Report all lines from the entries below in which "title" appears.
********************
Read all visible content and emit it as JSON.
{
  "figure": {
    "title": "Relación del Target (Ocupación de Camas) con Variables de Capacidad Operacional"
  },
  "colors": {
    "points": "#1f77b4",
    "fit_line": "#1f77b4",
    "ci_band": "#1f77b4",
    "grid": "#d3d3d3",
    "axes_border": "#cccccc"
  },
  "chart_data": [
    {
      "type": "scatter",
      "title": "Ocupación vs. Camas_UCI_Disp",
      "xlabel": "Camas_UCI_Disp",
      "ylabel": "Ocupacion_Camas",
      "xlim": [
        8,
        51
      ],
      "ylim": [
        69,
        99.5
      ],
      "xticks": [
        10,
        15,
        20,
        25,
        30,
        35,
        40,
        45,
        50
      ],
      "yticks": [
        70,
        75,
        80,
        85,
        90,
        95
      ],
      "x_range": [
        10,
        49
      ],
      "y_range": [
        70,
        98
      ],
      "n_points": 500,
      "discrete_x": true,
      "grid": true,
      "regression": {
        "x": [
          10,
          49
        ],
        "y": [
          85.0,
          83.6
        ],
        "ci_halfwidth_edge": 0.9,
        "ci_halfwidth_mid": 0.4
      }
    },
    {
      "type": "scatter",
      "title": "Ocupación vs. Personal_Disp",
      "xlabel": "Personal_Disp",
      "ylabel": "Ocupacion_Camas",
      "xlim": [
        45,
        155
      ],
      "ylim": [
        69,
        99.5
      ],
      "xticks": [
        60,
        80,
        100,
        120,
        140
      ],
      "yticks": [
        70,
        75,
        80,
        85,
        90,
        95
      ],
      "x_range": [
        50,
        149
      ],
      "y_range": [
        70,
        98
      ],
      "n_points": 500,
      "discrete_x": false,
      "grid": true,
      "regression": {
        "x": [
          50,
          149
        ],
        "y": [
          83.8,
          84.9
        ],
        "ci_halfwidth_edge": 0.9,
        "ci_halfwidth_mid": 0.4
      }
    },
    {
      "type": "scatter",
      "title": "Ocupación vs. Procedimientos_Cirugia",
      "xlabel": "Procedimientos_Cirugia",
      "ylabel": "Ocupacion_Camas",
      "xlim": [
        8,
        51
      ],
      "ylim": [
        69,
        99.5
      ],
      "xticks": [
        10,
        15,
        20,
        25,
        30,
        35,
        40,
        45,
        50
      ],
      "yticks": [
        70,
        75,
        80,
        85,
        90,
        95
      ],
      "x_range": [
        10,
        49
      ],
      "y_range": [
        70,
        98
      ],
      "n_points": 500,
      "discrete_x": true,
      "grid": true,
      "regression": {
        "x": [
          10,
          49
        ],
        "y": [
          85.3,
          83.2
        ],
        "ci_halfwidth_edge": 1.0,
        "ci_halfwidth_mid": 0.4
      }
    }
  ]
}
********************
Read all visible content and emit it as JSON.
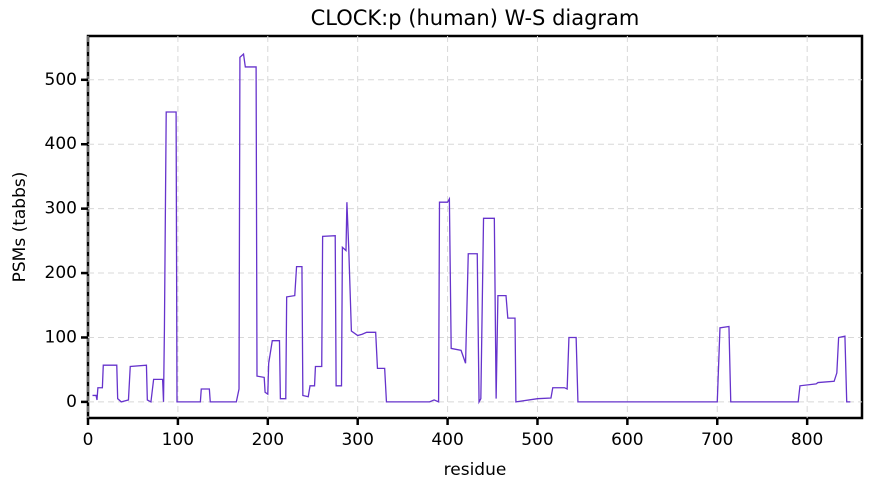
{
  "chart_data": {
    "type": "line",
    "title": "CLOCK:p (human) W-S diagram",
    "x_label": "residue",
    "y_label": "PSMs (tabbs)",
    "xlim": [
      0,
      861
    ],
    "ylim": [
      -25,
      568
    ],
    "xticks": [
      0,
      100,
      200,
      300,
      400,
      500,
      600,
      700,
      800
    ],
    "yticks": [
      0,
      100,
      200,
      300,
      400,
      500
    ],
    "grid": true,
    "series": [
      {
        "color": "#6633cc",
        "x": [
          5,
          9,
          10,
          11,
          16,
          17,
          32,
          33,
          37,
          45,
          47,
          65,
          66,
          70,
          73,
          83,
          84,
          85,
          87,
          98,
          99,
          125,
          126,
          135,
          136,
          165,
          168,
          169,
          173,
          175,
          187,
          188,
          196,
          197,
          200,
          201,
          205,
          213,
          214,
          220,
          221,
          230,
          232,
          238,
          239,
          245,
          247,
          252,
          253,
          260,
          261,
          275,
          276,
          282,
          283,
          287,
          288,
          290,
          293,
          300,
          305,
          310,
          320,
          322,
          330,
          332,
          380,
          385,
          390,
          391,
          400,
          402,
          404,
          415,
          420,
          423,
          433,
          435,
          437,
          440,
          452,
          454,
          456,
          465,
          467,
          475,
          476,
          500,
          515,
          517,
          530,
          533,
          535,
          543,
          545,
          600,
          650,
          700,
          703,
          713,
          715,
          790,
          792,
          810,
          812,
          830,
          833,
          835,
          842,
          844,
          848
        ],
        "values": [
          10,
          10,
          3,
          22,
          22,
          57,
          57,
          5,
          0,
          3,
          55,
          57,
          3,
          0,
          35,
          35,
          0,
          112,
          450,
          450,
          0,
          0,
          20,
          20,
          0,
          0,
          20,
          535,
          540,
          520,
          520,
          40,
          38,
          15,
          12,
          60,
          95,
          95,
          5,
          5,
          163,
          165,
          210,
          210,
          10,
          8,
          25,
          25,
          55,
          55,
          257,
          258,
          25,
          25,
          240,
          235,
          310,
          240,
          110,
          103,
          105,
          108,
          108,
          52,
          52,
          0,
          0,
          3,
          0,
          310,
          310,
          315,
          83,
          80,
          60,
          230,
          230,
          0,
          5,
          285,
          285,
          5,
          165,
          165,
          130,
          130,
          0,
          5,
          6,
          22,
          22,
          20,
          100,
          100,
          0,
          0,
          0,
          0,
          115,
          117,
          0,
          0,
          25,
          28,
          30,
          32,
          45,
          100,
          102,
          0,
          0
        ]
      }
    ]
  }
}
********************
# RESPONSE TO THIS TASK:
    "title": "Relación del Target (Ocupación de Camas) con Variables de Capacidad Operacional"
      "title": "Ocupación vs. Camas_UCI_Disp",
      "title": "Ocupación vs. Personal_Disp",
      "title": "Ocupación vs. Procedimientos_Cirugia",
    "title": "CLOCK:p (human) W-S diagram",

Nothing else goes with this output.